__Exercise description__.
Below is the material. Copy its lines word for word, from the very first line through the line holding "col-wednesday: Wednesday xyxy=(340,78,450,106)", including both.
BEGIN Listed records
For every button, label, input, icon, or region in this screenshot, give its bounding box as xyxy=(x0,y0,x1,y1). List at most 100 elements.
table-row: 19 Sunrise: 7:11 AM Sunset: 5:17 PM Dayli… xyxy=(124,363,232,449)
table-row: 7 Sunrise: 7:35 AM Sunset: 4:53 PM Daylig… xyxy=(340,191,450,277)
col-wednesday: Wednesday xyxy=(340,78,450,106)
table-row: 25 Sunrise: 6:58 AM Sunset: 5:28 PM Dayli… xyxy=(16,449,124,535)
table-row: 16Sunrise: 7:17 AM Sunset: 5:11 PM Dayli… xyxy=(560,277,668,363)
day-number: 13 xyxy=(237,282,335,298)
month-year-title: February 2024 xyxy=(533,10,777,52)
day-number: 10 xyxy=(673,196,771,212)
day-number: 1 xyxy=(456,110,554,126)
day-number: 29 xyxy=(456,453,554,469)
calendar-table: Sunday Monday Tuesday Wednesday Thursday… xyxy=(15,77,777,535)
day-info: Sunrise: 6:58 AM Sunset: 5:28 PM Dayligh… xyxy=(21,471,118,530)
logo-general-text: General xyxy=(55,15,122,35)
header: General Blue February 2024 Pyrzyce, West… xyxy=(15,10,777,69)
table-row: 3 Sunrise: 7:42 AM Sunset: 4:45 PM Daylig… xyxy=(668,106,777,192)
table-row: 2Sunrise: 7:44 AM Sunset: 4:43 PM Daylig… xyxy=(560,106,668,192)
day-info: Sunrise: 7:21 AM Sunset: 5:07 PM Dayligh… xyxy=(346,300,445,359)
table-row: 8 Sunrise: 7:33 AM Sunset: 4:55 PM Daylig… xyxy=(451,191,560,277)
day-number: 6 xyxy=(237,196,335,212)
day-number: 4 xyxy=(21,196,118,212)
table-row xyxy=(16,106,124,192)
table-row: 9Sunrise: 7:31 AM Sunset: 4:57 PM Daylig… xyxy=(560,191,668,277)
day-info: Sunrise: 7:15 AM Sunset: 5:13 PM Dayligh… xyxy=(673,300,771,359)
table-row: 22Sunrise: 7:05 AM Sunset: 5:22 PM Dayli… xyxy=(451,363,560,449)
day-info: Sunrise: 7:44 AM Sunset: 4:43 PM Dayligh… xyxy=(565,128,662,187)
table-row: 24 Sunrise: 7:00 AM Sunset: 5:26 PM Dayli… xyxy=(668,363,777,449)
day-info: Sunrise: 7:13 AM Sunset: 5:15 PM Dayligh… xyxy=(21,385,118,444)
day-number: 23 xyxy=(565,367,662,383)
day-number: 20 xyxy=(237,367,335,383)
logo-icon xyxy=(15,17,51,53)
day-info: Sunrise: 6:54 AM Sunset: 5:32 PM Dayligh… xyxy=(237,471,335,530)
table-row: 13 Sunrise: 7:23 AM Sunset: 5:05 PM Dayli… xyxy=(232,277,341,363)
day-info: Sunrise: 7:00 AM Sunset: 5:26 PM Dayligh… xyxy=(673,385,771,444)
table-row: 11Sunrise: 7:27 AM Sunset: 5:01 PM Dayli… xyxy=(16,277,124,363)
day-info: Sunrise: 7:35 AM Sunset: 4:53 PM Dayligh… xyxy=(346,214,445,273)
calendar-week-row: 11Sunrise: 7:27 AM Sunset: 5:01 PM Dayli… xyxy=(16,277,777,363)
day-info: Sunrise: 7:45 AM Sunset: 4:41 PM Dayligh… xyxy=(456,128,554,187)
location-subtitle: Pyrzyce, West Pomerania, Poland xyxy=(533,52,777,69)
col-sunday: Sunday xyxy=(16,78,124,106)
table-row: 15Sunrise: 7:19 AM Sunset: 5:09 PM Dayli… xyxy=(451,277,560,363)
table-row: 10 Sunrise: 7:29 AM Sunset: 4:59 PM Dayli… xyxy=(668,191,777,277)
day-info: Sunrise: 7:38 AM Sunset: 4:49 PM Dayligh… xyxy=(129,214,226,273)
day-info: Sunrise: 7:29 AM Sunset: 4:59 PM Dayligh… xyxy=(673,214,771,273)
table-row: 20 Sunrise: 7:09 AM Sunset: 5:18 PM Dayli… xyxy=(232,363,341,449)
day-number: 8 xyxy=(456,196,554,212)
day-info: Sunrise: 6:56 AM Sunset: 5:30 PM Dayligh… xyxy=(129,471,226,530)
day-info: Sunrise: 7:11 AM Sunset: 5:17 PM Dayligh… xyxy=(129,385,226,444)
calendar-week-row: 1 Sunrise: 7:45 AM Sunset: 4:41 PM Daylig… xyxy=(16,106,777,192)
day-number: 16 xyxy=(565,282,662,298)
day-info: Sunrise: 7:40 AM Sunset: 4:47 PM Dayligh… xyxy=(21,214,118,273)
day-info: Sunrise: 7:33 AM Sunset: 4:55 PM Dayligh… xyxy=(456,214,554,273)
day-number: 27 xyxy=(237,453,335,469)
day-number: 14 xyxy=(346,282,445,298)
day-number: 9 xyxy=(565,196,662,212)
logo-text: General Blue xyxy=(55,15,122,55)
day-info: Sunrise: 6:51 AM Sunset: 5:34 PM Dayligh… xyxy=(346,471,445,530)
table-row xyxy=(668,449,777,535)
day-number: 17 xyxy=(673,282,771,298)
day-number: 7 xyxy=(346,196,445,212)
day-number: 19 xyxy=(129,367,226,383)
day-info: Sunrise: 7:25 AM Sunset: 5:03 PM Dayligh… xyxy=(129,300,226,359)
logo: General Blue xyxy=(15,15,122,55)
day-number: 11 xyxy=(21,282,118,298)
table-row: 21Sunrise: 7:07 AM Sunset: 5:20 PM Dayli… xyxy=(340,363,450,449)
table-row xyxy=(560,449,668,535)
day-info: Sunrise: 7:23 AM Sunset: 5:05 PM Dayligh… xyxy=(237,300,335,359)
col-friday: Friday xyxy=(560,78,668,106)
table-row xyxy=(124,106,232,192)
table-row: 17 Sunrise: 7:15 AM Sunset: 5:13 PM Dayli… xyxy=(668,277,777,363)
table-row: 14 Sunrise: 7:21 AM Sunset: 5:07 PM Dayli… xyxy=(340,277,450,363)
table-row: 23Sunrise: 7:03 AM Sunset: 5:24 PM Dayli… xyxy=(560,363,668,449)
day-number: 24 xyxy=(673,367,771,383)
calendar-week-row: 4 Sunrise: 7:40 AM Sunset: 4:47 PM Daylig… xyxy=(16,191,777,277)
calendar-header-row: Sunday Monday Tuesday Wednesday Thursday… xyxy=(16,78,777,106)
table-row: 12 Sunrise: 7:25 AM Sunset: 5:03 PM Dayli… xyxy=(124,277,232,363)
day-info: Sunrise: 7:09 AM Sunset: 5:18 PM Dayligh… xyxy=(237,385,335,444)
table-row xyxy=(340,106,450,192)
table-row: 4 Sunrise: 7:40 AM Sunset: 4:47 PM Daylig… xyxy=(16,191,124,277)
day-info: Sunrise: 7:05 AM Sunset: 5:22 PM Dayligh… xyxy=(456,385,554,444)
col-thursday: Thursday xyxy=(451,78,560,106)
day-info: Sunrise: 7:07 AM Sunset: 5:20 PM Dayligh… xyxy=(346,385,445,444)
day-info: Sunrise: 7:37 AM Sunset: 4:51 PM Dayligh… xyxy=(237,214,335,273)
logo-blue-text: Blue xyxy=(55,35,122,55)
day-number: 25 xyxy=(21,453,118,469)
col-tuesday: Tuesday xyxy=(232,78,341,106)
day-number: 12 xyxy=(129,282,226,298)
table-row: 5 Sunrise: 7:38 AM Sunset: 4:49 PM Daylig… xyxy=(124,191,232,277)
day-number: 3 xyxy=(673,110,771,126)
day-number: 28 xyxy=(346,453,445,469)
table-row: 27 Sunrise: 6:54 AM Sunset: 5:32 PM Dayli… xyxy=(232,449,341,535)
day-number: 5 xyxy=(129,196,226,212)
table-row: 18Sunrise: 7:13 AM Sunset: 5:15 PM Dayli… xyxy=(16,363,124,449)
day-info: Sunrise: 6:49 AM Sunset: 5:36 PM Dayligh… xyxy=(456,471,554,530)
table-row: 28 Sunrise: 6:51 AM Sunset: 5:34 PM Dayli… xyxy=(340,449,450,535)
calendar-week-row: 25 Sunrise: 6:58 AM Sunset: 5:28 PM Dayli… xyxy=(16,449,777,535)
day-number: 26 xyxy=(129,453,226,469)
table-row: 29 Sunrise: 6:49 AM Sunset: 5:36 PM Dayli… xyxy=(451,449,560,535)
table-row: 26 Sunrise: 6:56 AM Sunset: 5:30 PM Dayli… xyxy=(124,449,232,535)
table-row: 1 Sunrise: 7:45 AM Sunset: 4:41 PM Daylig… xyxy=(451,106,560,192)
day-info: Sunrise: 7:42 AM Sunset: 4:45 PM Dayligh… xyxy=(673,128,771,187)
END Listed records
__Completed exercise__.
For every button, label, input, icon, or region in this screenshot, give its bounding box as xyxy=(x0,y0,x1,y1). List at most 100 elements.
table-row: 19 Sunrise: 7:11 AM Sunset: 5:17 PM Dayli… xyxy=(124,363,232,449)
table-row: 7 Sunrise: 7:35 AM Sunset: 4:53 PM Daylig… xyxy=(340,191,450,277)
col-wednesday: Wednesday xyxy=(340,78,450,106)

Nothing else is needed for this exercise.